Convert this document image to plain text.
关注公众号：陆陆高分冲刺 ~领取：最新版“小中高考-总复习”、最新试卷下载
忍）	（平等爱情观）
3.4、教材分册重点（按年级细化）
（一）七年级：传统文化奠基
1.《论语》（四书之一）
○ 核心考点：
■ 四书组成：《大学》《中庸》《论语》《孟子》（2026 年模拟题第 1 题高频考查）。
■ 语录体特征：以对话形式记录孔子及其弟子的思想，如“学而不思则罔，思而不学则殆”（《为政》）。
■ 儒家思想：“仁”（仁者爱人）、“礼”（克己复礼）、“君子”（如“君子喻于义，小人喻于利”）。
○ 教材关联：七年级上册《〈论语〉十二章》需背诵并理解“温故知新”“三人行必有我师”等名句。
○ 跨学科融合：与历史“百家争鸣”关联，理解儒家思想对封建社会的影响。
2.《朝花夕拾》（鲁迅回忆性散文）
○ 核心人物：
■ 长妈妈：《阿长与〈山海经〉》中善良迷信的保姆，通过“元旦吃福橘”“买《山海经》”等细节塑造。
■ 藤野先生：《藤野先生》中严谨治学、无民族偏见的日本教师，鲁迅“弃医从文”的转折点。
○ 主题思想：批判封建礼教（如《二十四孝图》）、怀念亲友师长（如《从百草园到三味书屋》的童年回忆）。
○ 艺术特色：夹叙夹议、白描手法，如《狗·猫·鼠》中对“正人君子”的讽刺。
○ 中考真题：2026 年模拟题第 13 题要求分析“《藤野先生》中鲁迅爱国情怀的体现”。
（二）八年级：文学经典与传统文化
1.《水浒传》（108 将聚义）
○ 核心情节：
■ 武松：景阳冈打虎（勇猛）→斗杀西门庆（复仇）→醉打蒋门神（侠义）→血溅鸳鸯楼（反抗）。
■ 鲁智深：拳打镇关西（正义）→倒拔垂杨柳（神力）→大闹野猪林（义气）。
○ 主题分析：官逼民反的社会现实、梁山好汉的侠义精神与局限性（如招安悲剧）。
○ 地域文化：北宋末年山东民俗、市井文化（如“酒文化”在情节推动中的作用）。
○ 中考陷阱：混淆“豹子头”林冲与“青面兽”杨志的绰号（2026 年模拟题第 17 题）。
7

□ □ □ □ □

→ Task details
Extract all of the data shown above and repeat it verbatim.

→ Task solution
Convert this document image to plain text.
关注公众号：陆陆高分冲刺 ~领取：最新版“小中高考-总复习”、最新试卷下载
忍）	（平等爱情观）
3.4、教材分册重点（按年级细化）
（一）七年级：传统文化奠基
1.《论语》（四书之一）
○ 核心考点：
■ 四书组成：《大学》《中庸》《论语》《孟子》（2026 年模拟题第 1 题高频考查）。
■ 语录体特征：以对话形式记录孔子及其弟子的思想，如“学而不思则罔，思而不学则殆”（《为政》）。
■ 儒家思想：“仁”（仁者爱人）、“礼”（克己复礼）、“君子”（如“君子喻于义，小人喻于利”）。
○ 教材关联：七年级上册《〈论语〉十二章》需背诵并理解“温故知新”“三人行必有我师”等名句。
○ 跨学科融合：与历史“百家争鸣”关联，理解儒家思想对封建社会的影响。
2.《朝花夕拾》（鲁迅回忆性散文）
○ 核心人物：
■ 长妈妈：《阿长与〈山海经〉》中善良迷信的保姆，通过“元旦吃福橘”“买《山海经》”等细节塑造。
■ 藤野先生：《藤野先生》中严谨治学、无民族偏见的日本教师，鲁迅“弃医从文”的转折点。
○ 主题思想：批判封建礼教（如《二十四孝图》）、怀念亲友师长（如《从百草园到三味书屋》的童年回忆）。
○ 艺术特色：夹叙夹议、白描手法，如《狗·猫·鼠》中对“正人君子”的讽刺。
○ 中考真题：2026 年模拟题第 13 题要求分析“《藤野先生》中鲁迅爱国情怀的体现”。
（二）八年级：文学经典与传统文化
1.《水浒传》（108 将聚义）
○ 核心情节：
■ 武松：景阳冈打虎（勇猛）→斗杀西门庆（复仇）→醉打蒋门神（侠义）→血溅鸳鸯楼（反抗）。
■ 鲁智深：拳打镇关西（正义）→倒拔垂杨柳（神力）→大闹野猪林（义气）。
○ 主题分析：官逼民反的社会现实、梁山好汉的侠义精神与局限性（如招安悲剧）。
○ 地域文化：北宋末年山东民俗、市井文化（如“酒文化”在情节推动中的作用）。
○ 中考陷阱：混淆“豹子头”林冲与“青面兽”杨志的绰号（2026 年模拟题第 17 题）。
7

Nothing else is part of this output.